start DATA EXCERPTS

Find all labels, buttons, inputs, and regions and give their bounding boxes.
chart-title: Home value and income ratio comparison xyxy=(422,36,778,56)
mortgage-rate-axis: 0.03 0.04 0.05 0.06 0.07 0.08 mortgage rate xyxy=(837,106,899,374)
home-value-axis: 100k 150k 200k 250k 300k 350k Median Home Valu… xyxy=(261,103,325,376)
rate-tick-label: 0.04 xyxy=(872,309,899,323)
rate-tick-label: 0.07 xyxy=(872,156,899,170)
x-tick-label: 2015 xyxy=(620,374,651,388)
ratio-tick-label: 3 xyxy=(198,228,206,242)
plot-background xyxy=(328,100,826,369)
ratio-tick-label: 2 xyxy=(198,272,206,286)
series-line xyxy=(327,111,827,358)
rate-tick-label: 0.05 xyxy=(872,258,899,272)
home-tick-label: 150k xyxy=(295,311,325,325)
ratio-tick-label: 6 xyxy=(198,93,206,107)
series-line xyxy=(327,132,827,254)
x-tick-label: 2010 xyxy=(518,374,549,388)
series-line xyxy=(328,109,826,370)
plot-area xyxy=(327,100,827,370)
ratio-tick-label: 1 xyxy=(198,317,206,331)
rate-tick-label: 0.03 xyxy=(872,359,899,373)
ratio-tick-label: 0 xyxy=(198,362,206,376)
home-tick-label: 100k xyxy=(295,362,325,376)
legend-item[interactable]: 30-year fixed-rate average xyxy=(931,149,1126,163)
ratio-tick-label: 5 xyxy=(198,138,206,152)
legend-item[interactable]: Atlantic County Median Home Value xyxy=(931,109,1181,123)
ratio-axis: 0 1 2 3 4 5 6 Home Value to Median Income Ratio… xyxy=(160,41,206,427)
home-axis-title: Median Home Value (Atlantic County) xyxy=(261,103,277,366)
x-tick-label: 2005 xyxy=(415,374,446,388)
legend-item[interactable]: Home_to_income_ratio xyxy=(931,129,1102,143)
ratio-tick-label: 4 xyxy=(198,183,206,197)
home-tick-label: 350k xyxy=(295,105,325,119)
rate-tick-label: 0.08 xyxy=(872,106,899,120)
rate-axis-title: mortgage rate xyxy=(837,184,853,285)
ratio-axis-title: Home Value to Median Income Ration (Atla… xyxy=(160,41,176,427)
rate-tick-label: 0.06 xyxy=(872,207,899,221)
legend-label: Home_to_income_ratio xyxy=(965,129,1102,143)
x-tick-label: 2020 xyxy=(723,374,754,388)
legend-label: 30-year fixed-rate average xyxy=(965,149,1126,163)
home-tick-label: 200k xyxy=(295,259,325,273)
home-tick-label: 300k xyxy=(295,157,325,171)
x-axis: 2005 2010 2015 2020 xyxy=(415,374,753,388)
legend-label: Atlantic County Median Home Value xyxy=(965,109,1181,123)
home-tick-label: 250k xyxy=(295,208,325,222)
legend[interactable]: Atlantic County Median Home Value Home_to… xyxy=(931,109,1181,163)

end DATA EXCERPTS

## EXERCISE DETAILS
Lay out every line of the layout records above as a Markdown table with the columns Row and Line, putting a row number under Row and the line under Line, and leave out any blank lines.

## RESPONSE TO THE TASK
| Row | Line |
|---|---|
| 1 | Find all labels, buttons, inputs, and regions and give their bounding boxes. |
| 2 | chart-title: Home value and income ratio comparison xyxy=(422,36,778,56) |
| 3 | mortgage-rate-axis: 0.03 0.04 0.05 0.06 0.07 0.08 mortgage rate xyxy=(837,106,899,374) |
| 4 | home-value-axis: 100k 150k 200k 250k 300k 350k Median Home Valu… xyxy=(261,103,325,376) |
| 5 | rate-tick-label: 0.04 xyxy=(872,309,899,323) |
| 6 | rate-tick-label: 0.07 xyxy=(872,156,899,170) |
| 7 | x-tick-label: 2015 xyxy=(620,374,651,388) |
| 8 | ratio-tick-label: 3 xyxy=(198,228,206,242) |
| 9 | plot-background xyxy=(328,100,826,369) |
| 10 | ratio-tick-label: 2 xyxy=(198,272,206,286) |
| 11 | series-line xyxy=(327,111,827,358) |
| 12 | rate-tick-label: 0.05 xyxy=(872,258,899,272) |
| 13 | home-tick-label: 150k xyxy=(295,311,325,325) |
| 14 | ratio-tick-label: 6 xyxy=(198,93,206,107) |
| 15 | series-line xyxy=(327,132,827,254) |
| 16 | x-tick-label: 2010 xyxy=(518,374,549,388) |
| 17 | series-line xyxy=(328,109,826,370) |
| 18 | plot-area xyxy=(327,100,827,370) |
| 19 | ratio-tick-label: 1 xyxy=(198,317,206,331) |
| 20 | rate-tick-label: 0.03 xyxy=(872,359,899,373) |
| 21 | ratio-tick-label: 0 xyxy=(198,362,206,376) |
| 22 | home-tick-label: 100k xyxy=(295,362,325,376) |
| 23 | legend-item[interactable]: 30-year fixed-rate average xyxy=(931,149,1126,163) |
| 24 | ratio-tick-label: 5 xyxy=(198,138,206,152) |
| 25 | legend-item[interactable]: Atlantic County Median Home Value xyxy=(931,109,1181,123) |
| 26 | ratio-axis: 0 1 2 3 4 5 6 Home Value to Median Income Ratio… xyxy=(160,41,206,427) |
| 27 | home-axis-title: Median Home Value (Atlantic County) xyxy=(261,103,277,366) |
| 28 | x-tick-label: 2005 xyxy=(415,374,446,388) |
| 29 | legend-item[interactable]: Home_to_income_ratio xyxy=(931,129,1102,143) |
| 30 | ratio-tick-label: 4 xyxy=(198,183,206,197) |
| 31 | home-tick-label: 350k xyxy=(295,105,325,119) |
| 32 | rate-tick-label: 0.08 xyxy=(872,106,899,120) |
| 33 | rate-axis-title: mortgage rate xyxy=(837,184,853,285) |
| 34 | ratio-axis-title: Home Value to Median Income Ration (Atla… xyxy=(160,41,176,427) |
| 35 | rate-tick-label: 0.06 xyxy=(872,207,899,221) |
| 36 | legend-label: Home_to_income_ratio xyxy=(965,129,1102,143) |
| 37 | x-tick-label: 2020 xyxy=(723,374,754,388) |
| 38 | legend-label: 30-year fixed-rate average xyxy=(965,149,1126,163) |
| 39 | home-tick-label: 200k xyxy=(295,259,325,273) |
| 40 | home-tick-label: 300k xyxy=(295,157,325,171) |
| 41 | x-axis: 2005 2010 2015 2020 xyxy=(415,374,753,388) |
| 42 | legend-label: Atlantic County Median Home Value xyxy=(965,109,1181,123) |
| 43 | home-tick-label: 250k xyxy=(295,208,325,222) |
| 44 | legend[interactable]: Atlantic County Median Home Value Home_to… xyxy=(931,109,1181,163) |